<<<<

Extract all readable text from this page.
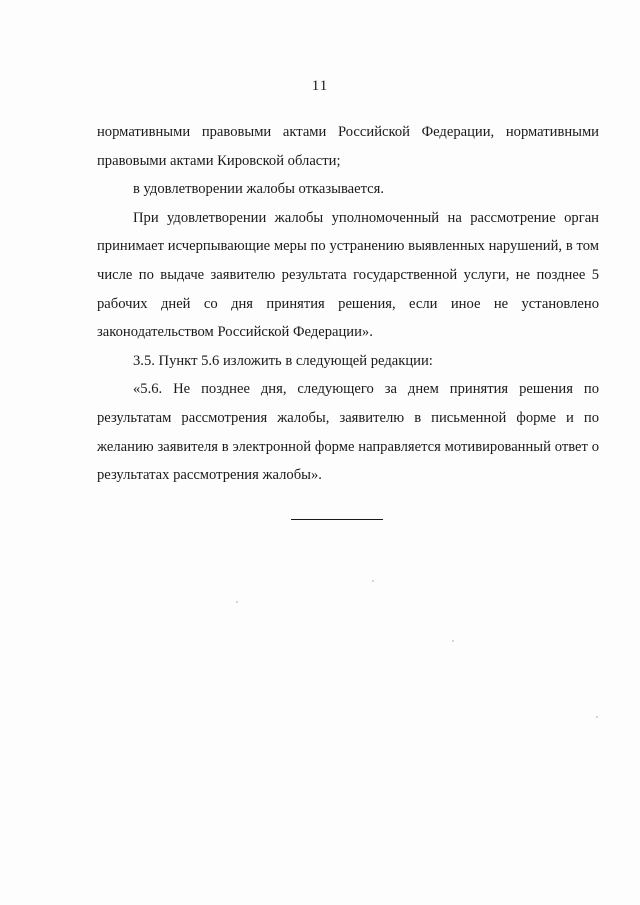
11

нормативными правовыми актами Российской Федерации, нормативными правовыми актами Кировской области;

в удовлетворении жалобы отказывается.

При удовлетворении жалобы уполномоченный на рассмотрение орган принимает исчерпывающие меры по устранению выявленных нарушений, в том числе по выдаче заявителю результата государственной услуги, не позднее 5 рабочих дней со дня принятия решения, если иное не установлено законодательством Российской Федерации».

3.5. Пункт 5.6 изложить в следующей редакции:

«5.6. Не позднее дня, следующего за днем принятия решения по результатам рассмотрения жалобы, заявителю в письменной форме и по желанию заявителя в электронной форме направляется мотивированный ответ о результатах рассмотрения жалобы».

>>>>

Make an exact copy of the records shown above, without the pictures.

*RESPONSE*
Extract all readable text from this page.
11

нормативными правовыми актами Российской Федерации, нормативными правовыми актами Кировской области;

в удовлетворении жалобы отказывается.

При удовлетворении жалобы уполномоченный на рассмотрение орган принимает исчерпывающие меры по устранению выявленных нарушений, в том числе по выдаче заявителю результата государственной услуги, не позднее 5 рабочих дней со дня принятия решения, если иное не установлено законодательством Российской Федерации».

3.5. Пункт 5.6 изложить в следующей редакции:

«5.6. Не позднее дня, следующего за днем принятия решения по результатам рассмотрения жалобы, заявителю в письменной форме и по желанию заявителя в электронной форме направляется мотивированный ответ о результатах рассмотрения жалобы».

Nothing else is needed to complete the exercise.